AIM:
Below are some records. Copy every line in them that holds "területét".
-------- INFORMATION PROVIDED --------
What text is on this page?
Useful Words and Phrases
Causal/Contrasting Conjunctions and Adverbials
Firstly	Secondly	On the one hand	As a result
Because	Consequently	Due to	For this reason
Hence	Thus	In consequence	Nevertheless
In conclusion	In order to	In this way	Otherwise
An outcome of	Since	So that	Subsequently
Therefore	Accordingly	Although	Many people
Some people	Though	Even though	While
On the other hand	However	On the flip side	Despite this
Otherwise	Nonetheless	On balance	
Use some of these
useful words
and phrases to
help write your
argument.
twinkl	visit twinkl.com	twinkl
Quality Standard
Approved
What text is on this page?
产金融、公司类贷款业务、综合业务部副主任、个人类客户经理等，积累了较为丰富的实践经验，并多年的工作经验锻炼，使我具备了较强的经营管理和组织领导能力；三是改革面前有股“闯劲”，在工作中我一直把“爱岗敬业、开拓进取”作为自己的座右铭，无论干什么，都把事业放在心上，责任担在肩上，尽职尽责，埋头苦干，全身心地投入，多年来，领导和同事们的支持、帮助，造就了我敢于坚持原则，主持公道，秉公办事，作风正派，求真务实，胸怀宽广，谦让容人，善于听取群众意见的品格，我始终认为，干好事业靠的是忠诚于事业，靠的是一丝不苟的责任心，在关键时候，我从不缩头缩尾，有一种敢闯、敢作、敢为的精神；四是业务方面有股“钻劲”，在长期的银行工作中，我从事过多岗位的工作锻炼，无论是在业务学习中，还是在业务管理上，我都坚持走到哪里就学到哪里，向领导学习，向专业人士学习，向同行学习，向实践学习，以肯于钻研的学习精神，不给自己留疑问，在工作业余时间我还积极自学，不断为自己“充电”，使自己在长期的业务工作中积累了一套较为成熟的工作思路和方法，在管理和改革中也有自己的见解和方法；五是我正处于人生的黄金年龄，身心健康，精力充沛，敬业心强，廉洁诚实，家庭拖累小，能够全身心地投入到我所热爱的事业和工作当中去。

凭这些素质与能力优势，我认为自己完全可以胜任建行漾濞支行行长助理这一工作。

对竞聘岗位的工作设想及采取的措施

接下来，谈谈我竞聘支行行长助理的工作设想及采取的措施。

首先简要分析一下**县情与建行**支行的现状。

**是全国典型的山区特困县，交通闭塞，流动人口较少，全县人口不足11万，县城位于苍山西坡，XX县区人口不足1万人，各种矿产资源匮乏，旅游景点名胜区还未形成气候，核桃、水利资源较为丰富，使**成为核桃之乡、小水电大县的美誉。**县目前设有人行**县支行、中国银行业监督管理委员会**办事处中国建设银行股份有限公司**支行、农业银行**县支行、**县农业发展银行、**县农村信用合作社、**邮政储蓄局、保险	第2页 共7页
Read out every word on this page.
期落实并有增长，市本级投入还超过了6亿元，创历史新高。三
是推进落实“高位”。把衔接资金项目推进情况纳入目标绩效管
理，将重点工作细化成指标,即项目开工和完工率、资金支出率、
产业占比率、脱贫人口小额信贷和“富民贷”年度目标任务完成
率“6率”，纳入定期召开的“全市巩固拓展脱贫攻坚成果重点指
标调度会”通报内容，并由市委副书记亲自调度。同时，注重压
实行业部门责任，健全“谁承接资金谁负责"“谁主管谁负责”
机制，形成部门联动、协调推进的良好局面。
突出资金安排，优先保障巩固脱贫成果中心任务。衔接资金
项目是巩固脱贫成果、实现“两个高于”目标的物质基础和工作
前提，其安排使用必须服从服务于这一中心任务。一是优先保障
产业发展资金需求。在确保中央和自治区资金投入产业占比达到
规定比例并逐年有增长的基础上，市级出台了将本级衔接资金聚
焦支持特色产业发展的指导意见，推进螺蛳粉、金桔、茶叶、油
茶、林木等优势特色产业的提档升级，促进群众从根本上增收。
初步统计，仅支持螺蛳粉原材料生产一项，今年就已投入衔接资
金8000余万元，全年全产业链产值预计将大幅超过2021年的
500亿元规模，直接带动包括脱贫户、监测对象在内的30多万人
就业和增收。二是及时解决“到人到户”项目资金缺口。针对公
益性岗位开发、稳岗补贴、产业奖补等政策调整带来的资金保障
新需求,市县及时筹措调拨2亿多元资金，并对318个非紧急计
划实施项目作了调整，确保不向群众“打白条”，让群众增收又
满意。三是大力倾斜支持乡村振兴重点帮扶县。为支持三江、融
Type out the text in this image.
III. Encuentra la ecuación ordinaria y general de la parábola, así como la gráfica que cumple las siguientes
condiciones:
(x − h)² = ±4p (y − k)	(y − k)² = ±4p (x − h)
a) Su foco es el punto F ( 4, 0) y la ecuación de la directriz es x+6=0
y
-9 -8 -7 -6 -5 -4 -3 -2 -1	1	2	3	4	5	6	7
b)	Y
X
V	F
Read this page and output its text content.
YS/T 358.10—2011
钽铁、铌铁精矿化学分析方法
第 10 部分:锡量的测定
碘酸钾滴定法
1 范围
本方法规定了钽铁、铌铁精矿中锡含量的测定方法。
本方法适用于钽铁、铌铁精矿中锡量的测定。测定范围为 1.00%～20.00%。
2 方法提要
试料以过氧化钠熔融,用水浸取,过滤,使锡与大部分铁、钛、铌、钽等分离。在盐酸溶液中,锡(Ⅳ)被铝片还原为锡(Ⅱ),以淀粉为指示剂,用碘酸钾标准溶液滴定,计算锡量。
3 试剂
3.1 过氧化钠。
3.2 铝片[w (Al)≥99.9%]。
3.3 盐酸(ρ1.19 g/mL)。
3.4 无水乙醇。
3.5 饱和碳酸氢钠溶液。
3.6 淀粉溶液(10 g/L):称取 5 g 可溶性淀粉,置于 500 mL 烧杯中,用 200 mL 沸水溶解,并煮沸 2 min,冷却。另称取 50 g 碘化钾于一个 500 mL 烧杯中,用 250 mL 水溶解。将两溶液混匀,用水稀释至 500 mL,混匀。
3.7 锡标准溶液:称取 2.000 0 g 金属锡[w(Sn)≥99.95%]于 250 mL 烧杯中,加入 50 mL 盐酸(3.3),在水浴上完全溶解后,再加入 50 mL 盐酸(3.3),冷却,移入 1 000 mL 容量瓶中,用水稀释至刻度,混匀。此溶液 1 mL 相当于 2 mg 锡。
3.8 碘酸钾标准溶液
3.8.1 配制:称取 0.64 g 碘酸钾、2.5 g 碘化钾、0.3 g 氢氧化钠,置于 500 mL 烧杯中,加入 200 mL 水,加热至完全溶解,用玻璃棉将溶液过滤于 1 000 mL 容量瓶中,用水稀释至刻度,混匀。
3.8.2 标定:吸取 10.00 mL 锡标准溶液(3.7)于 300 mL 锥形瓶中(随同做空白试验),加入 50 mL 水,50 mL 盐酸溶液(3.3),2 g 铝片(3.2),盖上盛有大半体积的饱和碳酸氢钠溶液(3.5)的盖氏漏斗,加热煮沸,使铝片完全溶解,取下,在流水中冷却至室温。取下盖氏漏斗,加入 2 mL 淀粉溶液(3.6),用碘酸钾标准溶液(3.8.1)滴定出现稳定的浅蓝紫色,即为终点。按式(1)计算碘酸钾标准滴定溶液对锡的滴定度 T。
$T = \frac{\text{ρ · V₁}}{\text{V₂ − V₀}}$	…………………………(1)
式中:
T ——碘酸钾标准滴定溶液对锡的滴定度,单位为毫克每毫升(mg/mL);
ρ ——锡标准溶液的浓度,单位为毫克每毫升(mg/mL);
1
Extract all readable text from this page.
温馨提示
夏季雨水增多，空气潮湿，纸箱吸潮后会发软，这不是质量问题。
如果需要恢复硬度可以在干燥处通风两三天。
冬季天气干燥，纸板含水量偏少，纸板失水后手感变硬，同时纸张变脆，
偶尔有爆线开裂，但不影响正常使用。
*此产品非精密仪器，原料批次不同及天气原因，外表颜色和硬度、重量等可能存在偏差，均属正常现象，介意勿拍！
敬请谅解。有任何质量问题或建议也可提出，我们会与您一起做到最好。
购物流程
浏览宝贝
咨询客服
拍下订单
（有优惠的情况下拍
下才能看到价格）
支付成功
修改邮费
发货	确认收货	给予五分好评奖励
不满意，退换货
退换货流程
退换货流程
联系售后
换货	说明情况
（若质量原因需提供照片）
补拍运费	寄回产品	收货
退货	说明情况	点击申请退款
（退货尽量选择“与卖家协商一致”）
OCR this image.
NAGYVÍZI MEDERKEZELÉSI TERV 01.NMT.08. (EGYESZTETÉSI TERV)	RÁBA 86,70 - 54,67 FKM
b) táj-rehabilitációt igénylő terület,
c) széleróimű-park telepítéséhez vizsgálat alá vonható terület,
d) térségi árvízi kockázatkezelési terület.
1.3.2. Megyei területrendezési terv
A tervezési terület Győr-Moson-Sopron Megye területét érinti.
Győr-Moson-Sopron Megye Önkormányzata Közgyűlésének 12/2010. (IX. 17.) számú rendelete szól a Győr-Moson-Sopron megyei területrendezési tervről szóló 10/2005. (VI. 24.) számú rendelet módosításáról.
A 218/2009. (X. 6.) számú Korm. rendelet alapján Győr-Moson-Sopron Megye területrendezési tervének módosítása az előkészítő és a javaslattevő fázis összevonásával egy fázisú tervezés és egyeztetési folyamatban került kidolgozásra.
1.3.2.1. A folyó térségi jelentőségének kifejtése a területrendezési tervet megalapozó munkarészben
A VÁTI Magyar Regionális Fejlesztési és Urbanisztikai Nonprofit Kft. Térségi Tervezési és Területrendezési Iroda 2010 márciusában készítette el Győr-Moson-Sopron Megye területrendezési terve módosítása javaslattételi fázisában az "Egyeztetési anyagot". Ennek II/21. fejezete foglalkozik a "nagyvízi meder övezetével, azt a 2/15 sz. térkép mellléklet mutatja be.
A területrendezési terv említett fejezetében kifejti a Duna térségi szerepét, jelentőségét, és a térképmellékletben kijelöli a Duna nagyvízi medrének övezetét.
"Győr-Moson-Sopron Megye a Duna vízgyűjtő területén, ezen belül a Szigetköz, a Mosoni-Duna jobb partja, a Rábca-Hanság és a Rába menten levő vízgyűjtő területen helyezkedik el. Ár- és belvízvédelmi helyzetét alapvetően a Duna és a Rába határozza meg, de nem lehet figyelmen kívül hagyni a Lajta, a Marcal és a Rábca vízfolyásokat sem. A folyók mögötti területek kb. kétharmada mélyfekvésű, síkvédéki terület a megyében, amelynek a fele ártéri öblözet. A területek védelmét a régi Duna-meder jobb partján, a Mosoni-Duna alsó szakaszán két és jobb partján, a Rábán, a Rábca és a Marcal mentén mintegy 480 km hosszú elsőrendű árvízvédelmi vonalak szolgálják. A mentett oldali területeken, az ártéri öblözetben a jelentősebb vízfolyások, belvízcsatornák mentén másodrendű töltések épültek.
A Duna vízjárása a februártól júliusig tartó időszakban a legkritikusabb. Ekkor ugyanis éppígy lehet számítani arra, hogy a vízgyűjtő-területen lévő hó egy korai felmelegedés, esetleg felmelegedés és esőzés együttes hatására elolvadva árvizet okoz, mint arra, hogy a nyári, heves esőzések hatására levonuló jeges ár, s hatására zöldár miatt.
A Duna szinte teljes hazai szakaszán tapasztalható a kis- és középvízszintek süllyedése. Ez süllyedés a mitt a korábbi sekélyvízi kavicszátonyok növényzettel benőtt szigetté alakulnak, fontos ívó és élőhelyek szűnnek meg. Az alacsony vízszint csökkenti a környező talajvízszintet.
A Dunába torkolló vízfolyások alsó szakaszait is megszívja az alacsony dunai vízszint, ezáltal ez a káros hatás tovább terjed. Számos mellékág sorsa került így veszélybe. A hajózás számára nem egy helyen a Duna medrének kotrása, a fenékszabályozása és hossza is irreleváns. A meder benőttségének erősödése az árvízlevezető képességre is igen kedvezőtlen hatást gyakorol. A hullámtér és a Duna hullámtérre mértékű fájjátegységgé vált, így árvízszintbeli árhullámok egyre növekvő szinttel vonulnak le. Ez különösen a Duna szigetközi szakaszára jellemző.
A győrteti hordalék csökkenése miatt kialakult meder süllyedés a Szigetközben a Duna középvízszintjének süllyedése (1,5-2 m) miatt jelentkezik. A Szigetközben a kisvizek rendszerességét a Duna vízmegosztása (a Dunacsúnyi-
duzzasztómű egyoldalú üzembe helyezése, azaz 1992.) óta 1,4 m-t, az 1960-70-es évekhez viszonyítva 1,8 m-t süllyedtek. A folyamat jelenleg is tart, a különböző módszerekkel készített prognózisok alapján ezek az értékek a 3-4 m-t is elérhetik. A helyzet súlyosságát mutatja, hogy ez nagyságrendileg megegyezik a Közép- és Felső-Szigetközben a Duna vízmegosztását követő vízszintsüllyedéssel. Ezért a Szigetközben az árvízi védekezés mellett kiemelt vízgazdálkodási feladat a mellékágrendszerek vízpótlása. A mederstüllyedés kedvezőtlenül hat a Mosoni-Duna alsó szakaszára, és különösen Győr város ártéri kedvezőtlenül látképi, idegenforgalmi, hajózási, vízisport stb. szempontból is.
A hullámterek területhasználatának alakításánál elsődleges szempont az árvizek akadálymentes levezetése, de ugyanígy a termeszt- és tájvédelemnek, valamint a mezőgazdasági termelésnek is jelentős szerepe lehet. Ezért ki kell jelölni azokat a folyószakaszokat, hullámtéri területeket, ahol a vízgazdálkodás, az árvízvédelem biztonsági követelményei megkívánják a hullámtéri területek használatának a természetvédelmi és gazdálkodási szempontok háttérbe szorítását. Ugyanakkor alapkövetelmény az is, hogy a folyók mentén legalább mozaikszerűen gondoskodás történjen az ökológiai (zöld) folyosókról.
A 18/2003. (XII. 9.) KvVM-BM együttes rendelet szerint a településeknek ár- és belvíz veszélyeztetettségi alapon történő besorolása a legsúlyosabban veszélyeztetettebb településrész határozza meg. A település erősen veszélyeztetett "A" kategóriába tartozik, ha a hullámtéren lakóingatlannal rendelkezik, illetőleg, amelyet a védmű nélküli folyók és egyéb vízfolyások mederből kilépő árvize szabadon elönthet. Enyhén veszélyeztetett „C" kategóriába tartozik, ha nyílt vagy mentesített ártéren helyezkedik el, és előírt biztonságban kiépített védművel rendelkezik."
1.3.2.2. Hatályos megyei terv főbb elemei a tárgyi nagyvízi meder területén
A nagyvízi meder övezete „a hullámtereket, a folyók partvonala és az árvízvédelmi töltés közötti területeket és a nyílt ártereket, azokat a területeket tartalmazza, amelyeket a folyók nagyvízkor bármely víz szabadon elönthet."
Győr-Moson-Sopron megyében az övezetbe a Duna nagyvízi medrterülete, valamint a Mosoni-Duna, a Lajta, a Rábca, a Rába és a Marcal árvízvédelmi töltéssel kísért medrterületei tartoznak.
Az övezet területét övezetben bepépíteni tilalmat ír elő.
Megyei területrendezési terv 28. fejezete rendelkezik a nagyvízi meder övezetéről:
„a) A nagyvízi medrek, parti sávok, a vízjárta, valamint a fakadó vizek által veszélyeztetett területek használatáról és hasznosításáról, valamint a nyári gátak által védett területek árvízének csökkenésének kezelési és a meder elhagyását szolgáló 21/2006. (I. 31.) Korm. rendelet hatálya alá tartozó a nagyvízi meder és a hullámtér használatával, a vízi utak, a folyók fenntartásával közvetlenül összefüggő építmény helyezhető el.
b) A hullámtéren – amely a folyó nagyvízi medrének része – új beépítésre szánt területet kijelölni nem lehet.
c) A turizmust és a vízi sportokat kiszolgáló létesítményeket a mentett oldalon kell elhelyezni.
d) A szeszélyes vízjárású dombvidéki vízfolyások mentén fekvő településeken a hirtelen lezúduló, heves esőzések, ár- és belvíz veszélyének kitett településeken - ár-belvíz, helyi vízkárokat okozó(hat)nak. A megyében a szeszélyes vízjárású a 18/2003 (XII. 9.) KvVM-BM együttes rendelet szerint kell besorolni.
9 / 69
--------
OUTPUT BELOW:
A tervezési terület Győr-Moson-Sopron Megye területét érinti.
Az övezet területét övezetben bepépíteni tilalmat ír elő.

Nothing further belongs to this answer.